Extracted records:
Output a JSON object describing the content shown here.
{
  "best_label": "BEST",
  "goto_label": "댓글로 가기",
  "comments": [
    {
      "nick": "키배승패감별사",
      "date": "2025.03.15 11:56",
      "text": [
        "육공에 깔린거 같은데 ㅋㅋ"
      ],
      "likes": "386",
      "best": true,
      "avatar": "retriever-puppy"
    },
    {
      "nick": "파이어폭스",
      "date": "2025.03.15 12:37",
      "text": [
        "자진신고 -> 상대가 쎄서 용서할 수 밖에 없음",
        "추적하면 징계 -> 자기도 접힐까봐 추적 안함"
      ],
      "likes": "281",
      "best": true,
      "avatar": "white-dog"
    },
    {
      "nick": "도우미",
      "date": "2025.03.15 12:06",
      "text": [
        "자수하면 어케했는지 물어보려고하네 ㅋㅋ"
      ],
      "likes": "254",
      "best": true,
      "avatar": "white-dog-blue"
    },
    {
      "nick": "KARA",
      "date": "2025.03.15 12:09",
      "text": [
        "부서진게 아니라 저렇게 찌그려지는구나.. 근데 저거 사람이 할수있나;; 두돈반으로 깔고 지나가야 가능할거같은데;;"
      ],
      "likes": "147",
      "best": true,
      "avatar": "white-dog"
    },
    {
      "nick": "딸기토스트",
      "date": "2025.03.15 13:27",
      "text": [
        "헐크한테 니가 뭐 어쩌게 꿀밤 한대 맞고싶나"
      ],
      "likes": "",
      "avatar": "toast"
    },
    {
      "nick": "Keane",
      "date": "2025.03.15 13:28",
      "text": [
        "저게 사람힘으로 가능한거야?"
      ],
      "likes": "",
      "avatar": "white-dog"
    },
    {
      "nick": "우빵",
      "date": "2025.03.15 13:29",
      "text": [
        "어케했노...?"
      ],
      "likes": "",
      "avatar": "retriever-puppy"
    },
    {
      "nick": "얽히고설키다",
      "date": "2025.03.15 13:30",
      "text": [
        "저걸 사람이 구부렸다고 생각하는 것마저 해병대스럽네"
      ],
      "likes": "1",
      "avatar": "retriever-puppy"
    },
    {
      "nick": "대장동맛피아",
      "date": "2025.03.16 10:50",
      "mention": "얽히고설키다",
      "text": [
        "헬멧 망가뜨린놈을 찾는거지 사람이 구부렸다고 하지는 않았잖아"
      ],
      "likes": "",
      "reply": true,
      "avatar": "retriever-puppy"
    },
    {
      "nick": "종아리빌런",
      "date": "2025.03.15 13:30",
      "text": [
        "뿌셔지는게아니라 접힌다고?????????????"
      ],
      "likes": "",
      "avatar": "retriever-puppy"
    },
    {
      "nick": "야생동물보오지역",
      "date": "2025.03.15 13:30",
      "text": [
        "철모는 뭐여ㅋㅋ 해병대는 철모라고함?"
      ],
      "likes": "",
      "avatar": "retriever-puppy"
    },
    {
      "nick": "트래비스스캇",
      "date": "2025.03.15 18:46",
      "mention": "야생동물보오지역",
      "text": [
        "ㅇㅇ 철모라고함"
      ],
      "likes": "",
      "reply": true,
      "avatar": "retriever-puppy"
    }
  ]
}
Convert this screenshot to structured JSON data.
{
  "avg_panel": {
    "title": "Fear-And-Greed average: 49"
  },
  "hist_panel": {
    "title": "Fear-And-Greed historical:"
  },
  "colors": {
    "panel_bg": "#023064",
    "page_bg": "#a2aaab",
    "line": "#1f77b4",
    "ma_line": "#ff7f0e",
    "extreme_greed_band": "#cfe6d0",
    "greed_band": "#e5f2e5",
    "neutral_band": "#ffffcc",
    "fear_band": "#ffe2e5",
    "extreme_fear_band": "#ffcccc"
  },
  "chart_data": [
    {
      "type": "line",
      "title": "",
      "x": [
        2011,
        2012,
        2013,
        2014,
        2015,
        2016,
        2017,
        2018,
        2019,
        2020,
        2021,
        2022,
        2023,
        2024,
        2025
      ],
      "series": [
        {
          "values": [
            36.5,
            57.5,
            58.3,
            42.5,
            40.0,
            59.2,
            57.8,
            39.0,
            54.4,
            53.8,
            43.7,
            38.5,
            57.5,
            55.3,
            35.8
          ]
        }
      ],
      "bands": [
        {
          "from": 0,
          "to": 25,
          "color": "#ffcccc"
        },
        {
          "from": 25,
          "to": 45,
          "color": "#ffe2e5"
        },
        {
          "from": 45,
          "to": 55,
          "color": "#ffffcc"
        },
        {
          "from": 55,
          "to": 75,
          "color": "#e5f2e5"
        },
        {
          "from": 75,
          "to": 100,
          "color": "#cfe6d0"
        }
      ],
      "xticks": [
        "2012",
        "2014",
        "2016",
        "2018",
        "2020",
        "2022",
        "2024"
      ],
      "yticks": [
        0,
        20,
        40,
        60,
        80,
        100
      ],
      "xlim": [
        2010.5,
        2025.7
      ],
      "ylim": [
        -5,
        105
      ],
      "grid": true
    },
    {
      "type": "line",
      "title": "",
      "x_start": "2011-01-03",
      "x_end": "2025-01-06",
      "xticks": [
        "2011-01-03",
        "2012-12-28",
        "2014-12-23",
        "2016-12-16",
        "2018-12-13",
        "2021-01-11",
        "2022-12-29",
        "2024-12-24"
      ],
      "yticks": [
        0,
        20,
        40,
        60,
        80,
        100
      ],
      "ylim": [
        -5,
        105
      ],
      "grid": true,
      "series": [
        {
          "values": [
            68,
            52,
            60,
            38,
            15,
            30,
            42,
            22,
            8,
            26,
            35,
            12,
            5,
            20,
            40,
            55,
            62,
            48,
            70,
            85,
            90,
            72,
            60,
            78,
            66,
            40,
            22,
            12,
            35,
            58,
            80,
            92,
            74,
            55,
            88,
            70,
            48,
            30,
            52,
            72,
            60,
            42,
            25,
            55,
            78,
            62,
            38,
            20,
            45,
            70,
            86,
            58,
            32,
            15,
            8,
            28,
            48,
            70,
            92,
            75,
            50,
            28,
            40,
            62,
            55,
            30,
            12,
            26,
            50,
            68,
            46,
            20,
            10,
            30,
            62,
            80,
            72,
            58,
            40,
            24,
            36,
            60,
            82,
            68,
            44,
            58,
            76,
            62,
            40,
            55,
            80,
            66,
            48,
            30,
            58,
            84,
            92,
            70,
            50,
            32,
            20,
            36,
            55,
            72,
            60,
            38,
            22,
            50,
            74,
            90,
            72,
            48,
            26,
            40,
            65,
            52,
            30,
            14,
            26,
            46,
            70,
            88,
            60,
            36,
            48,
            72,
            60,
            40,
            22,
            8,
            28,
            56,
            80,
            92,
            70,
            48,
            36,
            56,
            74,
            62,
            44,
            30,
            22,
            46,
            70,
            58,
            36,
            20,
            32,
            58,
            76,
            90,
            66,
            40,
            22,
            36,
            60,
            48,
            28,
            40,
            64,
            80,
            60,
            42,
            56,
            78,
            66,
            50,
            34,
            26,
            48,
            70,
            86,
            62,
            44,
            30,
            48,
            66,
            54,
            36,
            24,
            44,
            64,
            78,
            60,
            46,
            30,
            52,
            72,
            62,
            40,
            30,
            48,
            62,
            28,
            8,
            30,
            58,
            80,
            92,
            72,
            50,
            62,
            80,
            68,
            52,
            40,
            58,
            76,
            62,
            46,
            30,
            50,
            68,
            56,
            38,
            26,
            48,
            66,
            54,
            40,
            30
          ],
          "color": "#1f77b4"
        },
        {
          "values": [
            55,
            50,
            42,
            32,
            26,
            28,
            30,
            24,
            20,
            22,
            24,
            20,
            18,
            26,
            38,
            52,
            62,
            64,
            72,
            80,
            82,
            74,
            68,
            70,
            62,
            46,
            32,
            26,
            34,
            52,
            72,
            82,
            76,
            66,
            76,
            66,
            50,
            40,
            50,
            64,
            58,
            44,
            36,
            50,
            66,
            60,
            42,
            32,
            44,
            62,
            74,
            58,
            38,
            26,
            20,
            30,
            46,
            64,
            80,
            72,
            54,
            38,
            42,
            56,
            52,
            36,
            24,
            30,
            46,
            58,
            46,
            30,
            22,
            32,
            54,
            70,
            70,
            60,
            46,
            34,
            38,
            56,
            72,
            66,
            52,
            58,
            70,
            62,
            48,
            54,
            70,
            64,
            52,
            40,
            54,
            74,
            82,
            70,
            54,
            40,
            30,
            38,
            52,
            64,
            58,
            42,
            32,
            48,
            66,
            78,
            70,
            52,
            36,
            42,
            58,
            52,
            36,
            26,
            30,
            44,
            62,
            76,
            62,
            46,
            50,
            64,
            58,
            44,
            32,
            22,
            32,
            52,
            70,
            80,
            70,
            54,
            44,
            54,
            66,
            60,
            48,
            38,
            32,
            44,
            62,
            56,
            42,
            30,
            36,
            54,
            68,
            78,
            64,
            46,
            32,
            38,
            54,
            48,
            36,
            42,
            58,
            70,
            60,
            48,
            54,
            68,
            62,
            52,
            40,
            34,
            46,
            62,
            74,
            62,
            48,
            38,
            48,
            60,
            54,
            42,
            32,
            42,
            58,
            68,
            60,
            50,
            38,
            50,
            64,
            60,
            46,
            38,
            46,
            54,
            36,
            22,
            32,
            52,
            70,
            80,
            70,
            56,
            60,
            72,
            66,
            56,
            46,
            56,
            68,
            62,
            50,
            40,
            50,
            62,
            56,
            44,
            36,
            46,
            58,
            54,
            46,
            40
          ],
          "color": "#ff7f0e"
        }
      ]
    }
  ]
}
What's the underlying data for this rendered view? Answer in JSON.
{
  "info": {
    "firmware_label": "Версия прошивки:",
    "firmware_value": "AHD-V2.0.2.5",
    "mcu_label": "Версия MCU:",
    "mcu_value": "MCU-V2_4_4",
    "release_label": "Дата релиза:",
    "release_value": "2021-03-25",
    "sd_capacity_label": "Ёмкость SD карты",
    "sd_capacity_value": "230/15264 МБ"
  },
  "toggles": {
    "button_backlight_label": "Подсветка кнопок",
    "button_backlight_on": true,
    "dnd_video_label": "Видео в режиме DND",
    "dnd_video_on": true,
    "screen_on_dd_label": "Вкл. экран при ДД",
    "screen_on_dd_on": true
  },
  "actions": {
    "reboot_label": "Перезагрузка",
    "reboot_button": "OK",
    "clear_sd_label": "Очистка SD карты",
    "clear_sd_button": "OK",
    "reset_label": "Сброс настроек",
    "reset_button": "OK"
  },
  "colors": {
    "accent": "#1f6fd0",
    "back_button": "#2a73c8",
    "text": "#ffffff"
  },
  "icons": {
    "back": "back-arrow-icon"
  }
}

# [WRITTEN TASK]
From the line that contains "What's the underlying" to the last line of the material above, repeat every line exactly, keeping both the first and the last.

# [FINISHED ANSWER]
What's the underlying data for this rendered view? Answer in JSON.
{
  "info": {
    "firmware_label": "Версия прошивки:",
    "firmware_value": "AHD-V2.0.2.5",
    "mcu_label": "Версия MCU:",
    "mcu_value": "MCU-V2_4_4",
    "release_label": "Дата релиза:",
    "release_value": "2021-03-25",
    "sd_capacity_label": "Ёмкость SD карты",
    "sd_capacity_value": "230/15264 МБ"
  },
  "toggles": {
    "button_backlight_label": "Подсветка кнопок",
    "button_backlight_on": true,
    "dnd_video_label": "Видео в режиме DND",
    "dnd_video_on": true,
    "screen_on_dd_label": "Вкл. экран при ДД",
    "screen_on_dd_on": true
  },
  "actions": {
    "reboot_label": "Перезагрузка",
    "reboot_button": "OK",
    "clear_sd_label": "Очистка SD карты",
    "clear_sd_button": "OK",
    "reset_label": "Сброс настроек",
    "reset_button": "OK"
  },
  "colors": {
    "accent": "#1f6fd0",
    "back_button": "#2a73c8",
    "text": "#ffffff"
  },
  "icons": {
    "back": "back-arrow-icon"
  }
}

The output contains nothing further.